Written instruction → Turn every line of the material into a Markdown table with two columns, Row and Entry. Put each line's number in Row and the line itself in Entry, and leave out blank lines.

Spatial layout entries →

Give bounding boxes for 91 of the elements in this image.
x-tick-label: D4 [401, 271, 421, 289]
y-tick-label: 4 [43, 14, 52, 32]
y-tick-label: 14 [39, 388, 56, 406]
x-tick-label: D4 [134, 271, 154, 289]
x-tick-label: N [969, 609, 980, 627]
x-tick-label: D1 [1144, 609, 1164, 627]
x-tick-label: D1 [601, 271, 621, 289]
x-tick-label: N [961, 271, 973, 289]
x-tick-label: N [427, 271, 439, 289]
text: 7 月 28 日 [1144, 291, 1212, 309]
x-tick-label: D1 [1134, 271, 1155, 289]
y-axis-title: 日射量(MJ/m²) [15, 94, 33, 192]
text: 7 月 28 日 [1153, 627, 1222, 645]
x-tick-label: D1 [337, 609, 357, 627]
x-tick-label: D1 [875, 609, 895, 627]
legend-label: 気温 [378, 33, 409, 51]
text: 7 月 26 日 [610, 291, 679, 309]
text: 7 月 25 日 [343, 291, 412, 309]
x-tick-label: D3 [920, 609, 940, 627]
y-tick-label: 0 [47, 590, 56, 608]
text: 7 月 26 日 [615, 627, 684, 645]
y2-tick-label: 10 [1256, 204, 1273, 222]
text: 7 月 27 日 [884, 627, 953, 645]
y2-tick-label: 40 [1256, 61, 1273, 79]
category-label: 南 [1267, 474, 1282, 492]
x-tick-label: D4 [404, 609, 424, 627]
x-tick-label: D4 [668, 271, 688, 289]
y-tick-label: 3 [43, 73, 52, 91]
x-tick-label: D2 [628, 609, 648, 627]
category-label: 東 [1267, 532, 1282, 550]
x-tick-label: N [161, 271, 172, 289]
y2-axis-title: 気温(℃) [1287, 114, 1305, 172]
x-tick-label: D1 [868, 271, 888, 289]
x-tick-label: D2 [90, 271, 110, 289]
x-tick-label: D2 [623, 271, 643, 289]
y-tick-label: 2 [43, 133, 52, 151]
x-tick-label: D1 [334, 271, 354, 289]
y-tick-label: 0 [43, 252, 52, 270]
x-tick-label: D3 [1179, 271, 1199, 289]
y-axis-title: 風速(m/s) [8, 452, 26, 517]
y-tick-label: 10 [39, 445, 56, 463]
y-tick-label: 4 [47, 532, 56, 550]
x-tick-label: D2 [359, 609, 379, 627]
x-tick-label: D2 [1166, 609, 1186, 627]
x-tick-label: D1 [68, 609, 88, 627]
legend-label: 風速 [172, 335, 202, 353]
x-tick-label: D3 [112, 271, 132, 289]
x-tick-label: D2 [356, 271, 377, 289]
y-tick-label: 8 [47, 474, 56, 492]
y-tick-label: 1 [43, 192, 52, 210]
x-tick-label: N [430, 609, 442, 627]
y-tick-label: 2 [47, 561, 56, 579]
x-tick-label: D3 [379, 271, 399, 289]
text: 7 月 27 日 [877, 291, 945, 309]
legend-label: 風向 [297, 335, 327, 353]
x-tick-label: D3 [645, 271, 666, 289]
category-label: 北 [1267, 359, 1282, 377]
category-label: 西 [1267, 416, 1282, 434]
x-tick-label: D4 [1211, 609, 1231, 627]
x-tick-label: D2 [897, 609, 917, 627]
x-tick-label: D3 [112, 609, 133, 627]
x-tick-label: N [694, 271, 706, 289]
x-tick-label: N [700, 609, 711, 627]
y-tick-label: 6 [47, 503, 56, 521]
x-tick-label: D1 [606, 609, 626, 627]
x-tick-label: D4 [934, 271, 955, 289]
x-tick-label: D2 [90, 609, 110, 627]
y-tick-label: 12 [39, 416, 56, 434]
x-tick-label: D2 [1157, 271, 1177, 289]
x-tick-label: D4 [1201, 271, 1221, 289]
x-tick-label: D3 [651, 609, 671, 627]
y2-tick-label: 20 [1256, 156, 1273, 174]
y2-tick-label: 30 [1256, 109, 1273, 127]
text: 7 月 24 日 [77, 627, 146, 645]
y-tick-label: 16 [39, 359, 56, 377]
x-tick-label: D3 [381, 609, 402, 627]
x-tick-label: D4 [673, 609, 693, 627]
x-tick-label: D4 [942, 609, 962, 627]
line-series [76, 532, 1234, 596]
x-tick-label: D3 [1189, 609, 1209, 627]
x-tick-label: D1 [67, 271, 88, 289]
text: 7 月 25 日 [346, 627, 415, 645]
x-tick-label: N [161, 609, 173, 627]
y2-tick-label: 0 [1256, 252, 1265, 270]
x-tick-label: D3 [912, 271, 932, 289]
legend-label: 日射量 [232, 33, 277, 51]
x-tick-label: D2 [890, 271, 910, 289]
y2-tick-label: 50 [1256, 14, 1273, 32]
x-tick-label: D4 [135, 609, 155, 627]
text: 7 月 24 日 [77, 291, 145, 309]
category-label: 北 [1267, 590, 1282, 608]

Task result →
| Row | Entry |
|---|---|
| 1 | Give bounding boxes for 91 of the elements in this image. |
| 2 | x-tick-label: D4 [401, 271, 421, 289] |
| 3 | y-tick-label: 4 [43, 14, 52, 32] |
| 4 | y-tick-label: 14 [39, 388, 56, 406] |
| 5 | x-tick-label: D4 [134, 271, 154, 289] |
| 6 | x-tick-label: N [969, 609, 980, 627] |
| 7 | x-tick-label: D1 [1144, 609, 1164, 627] |
| 8 | x-tick-label: D1 [601, 271, 621, 289] |
| 9 | x-tick-label: N [961, 271, 973, 289] |
| 10 | x-tick-label: N [427, 271, 439, 289] |
| 11 | text: 7 月 28 日 [1144, 291, 1212, 309] |
| 12 | x-tick-label: D1 [1134, 271, 1155, 289] |
| 13 | y-axis-title: 日射量(MJ/m²) [15, 94, 33, 192] |
| 14 | text: 7 月 28 日 [1153, 627, 1222, 645] |
| 15 | x-tick-label: D1 [337, 609, 357, 627] |
| 16 | x-tick-label: D1 [875, 609, 895, 627] |
| 17 | legend-label: 気温 [378, 33, 409, 51] |
| 18 | text: 7 月 26 日 [610, 291, 679, 309] |
| 19 | text: 7 月 25 日 [343, 291, 412, 309] |
| 20 | x-tick-label: D3 [920, 609, 940, 627] |
| 21 | y-tick-label: 0 [47, 590, 56, 608] |
| 22 | text: 7 月 26 日 [615, 627, 684, 645] |
| 23 | y2-tick-label: 10 [1256, 204, 1273, 222] |
| 24 | text: 7 月 27 日 [884, 627, 953, 645] |
| 25 | y2-tick-label: 40 [1256, 61, 1273, 79] |
| 26 | category-label: 南 [1267, 474, 1282, 492] |
| 27 | x-tick-label: D4 [404, 609, 424, 627] |
| 28 | x-tick-label: D4 [668, 271, 688, 289] |
| 29 | y-tick-label: 3 [43, 73, 52, 91] |
| 30 | x-tick-label: D2 [628, 609, 648, 627] |
| 31 | category-label: 東 [1267, 532, 1282, 550] |
| 32 | x-tick-label: N [161, 271, 172, 289] |
| 33 | y2-axis-title: 気温(℃) [1287, 114, 1305, 172] |
| 34 | x-tick-label: D1 [868, 271, 888, 289] |
| 35 | x-tick-label: D2 [90, 271, 110, 289] |
| 36 | x-tick-label: D2 [623, 271, 643, 289] |
| 37 | y-tick-label: 2 [43, 133, 52, 151] |
| 38 | x-tick-label: D1 [334, 271, 354, 289] |
| 39 | y-tick-label: 0 [43, 252, 52, 270] |
| 40 | x-tick-label: D3 [1179, 271, 1199, 289] |
| 41 | y-axis-title: 風速(m/s) [8, 452, 26, 517] |
| 42 | y-tick-label: 10 [39, 445, 56, 463] |
| 43 | y-tick-label: 4 [47, 532, 56, 550] |
| 44 | x-tick-label: D2 [359, 609, 379, 627] |
| 45 | x-tick-label: D2 [1166, 609, 1186, 627] |
| 46 | x-tick-label: D1 [68, 609, 88, 627] |
| 47 | legend-label: 風速 [172, 335, 202, 353] |
| 48 | x-tick-label: D3 [112, 271, 132, 289] |
| 49 | x-tick-label: D2 [356, 271, 377, 289] |
| 50 | y-tick-label: 8 [47, 474, 56, 492] |
| 51 | y-tick-label: 1 [43, 192, 52, 210] |
| 52 | x-tick-label: N [430, 609, 442, 627] |
| 53 | y-tick-label: 2 [47, 561, 56, 579] |
| 54 | x-tick-label: D3 [379, 271, 399, 289] |
| 55 | text: 7 月 27 日 [877, 291, 945, 309] |
| 56 | legend-label: 風向 [297, 335, 327, 353] |
| 57 | x-tick-label: D3 [645, 271, 666, 289] |
| 58 | category-label: 北 [1267, 359, 1282, 377] |
| 59 | category-label: 西 [1267, 416, 1282, 434] |
| 60 | x-tick-label: D4 [1211, 609, 1231, 627] |
| 61 | x-tick-label: D2 [897, 609, 917, 627] |
| 62 | x-tick-label: D3 [112, 609, 133, 627] |
| 63 | x-tick-label: N [694, 271, 706, 289] |
| 64 | x-tick-label: N [700, 609, 711, 627] |
| 65 | y-tick-label: 6 [47, 503, 56, 521] |
| 66 | x-tick-label: D1 [606, 609, 626, 627] |
| 67 | x-tick-label: D4 [934, 271, 955, 289] |
| 68 | x-tick-label: D2 [90, 609, 110, 627] |
| 69 | y-tick-label: 12 [39, 416, 56, 434] |
| 70 | x-tick-label: D2 [1157, 271, 1177, 289] |
| 71 | x-tick-label: D4 [1201, 271, 1221, 289] |
| 72 | x-tick-label: D3 [651, 609, 671, 627] |
| 73 | y2-tick-label: 20 [1256, 156, 1273, 174] |
| 74 | y2-tick-label: 30 [1256, 109, 1273, 127] |
| 75 | text: 7 月 24 日 [77, 627, 146, 645] |
| 76 | y-tick-label: 16 [39, 359, 56, 377] |
| 77 | x-tick-label: D3 [381, 609, 402, 627] |
| 78 | x-tick-label: D4 [673, 609, 693, 627] |
| 79 | x-tick-label: D4 [942, 609, 962, 627] |
| 80 | line-series [76, 532, 1234, 596] |
| 81 | x-tick-label: D3 [1189, 609, 1209, 627] |
| 82 | x-tick-label: D1 [67, 271, 88, 289] |
| 83 | text: 7 月 25 日 [346, 627, 415, 645] |
| 84 | x-tick-label: N [161, 609, 173, 627] |
| 85 | y2-tick-label: 0 [1256, 252, 1265, 270] |
| 86 | x-tick-label: D3 [912, 271, 932, 289] |
| 87 | legend-label: 日射量 [232, 33, 277, 51] |
| 88 | x-tick-label: D2 [890, 271, 910, 289] |
| 89 | y2-tick-label: 50 [1256, 14, 1273, 32] |
| 90 | x-tick-label: D4 [135, 609, 155, 627] |
| 91 | text: 7 月 24 日 [77, 291, 145, 309] |
| 92 | category-label: 北 [1267, 590, 1282, 608] |